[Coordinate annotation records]
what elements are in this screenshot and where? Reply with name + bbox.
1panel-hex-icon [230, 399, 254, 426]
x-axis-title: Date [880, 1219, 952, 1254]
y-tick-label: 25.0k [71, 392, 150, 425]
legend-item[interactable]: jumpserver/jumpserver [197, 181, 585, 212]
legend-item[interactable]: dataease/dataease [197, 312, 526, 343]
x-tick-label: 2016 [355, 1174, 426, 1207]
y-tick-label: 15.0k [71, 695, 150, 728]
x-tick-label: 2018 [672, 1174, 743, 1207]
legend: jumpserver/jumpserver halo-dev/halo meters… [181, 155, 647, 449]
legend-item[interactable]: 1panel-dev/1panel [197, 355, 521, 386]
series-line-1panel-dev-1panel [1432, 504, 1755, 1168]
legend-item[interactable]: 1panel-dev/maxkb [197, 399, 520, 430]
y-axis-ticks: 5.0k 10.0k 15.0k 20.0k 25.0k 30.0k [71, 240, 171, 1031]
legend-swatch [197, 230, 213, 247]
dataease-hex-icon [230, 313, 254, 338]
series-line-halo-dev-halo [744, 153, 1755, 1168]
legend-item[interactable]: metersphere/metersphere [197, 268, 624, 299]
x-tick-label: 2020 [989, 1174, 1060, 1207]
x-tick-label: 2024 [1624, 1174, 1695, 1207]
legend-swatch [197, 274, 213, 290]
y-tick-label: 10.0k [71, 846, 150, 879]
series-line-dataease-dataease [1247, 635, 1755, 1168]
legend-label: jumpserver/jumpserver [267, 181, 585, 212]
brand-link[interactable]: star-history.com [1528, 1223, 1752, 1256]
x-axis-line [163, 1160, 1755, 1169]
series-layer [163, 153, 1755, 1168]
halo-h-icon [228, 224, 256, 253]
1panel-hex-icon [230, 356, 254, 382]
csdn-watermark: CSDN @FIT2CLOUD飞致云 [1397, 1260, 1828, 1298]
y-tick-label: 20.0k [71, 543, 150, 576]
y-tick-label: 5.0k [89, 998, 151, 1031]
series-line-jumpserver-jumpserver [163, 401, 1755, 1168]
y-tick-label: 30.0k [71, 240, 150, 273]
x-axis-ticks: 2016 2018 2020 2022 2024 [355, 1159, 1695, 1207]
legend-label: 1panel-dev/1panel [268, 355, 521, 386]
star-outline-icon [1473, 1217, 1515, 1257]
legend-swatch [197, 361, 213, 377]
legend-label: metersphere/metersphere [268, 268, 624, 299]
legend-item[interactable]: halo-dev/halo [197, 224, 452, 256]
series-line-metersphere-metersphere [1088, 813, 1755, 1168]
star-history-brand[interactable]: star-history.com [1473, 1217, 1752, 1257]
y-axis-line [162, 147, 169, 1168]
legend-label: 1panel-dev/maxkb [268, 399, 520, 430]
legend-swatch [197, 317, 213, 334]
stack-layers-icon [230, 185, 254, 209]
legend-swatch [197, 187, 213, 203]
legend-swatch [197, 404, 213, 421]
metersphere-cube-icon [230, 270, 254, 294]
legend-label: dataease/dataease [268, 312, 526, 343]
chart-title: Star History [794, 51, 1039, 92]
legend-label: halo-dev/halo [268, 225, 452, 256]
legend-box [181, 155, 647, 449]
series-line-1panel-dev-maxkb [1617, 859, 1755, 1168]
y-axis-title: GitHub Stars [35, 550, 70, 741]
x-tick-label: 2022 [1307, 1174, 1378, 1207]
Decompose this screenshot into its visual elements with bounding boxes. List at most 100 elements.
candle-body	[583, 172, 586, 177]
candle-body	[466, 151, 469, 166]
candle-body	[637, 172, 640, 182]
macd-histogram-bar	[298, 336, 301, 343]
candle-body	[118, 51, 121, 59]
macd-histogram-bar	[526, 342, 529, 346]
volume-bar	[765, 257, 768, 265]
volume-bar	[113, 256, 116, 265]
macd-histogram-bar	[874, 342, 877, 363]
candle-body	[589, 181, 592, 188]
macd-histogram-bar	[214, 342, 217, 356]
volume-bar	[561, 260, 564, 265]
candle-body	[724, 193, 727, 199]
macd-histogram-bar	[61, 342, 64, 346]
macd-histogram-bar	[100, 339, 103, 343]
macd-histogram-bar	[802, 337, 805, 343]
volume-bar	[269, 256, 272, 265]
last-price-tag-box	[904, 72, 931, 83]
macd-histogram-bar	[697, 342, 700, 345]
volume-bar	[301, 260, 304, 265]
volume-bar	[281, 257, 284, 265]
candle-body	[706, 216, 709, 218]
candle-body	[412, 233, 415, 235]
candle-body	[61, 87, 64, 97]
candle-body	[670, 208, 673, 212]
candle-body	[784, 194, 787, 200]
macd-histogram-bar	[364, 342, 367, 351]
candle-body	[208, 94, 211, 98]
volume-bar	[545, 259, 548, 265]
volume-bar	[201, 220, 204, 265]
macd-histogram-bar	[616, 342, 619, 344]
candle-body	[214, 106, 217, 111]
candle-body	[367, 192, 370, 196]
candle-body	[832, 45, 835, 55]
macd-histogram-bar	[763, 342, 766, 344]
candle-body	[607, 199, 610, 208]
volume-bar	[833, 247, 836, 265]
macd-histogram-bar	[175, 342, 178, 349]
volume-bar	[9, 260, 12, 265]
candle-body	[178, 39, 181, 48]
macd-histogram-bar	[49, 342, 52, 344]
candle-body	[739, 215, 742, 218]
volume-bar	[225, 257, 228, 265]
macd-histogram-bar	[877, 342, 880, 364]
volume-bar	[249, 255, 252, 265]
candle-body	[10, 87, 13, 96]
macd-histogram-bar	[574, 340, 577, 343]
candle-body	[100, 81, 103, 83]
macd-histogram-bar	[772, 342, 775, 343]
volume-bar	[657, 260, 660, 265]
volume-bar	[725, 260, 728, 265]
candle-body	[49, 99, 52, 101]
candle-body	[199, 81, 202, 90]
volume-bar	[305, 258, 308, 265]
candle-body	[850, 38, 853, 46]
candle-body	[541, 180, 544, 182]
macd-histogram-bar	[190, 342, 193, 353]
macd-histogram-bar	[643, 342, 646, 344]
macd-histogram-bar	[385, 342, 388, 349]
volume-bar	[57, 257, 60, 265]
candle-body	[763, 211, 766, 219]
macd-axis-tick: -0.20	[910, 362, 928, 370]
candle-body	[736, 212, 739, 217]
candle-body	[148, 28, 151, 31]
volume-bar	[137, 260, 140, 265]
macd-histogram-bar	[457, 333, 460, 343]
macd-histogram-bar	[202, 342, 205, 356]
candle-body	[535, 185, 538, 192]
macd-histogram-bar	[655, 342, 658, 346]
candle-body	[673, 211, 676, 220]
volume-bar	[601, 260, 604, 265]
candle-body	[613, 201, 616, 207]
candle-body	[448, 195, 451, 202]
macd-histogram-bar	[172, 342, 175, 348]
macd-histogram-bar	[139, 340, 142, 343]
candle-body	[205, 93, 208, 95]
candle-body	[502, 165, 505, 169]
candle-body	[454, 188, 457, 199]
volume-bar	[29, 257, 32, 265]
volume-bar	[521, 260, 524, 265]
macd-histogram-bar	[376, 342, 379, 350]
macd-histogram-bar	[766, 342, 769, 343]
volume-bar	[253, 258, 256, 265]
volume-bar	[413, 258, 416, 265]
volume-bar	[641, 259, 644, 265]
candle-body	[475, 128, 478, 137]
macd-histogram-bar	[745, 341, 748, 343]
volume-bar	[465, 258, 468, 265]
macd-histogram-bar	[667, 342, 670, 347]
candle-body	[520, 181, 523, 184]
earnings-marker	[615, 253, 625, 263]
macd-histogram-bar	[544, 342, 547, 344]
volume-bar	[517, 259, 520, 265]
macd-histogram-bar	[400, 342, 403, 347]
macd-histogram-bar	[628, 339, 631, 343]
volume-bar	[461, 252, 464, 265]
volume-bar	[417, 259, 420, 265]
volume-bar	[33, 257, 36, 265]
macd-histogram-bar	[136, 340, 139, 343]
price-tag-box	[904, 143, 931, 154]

Instructions to follow:
Return, word for word, every line of the data from the very beginning down to and including the line that contains "x-tick-label: 2018 [672, 1174, 743, 1207]", and nothing else.

Answer for this exercise:
what elements are in this screenshot and where? Reply with name + bbox.
1panel-hex-icon [230, 399, 254, 426]
x-axis-title: Date [880, 1219, 952, 1254]
y-tick-label: 25.0k [71, 392, 150, 425]
legend-item[interactable]: jumpserver/jumpserver [197, 181, 585, 212]
legend-item[interactable]: dataease/dataease [197, 312, 526, 343]
x-tick-label: 2016 [355, 1174, 426, 1207]
y-tick-label: 15.0k [71, 695, 150, 728]
x-tick-label: 2018 [672, 1174, 743, 1207]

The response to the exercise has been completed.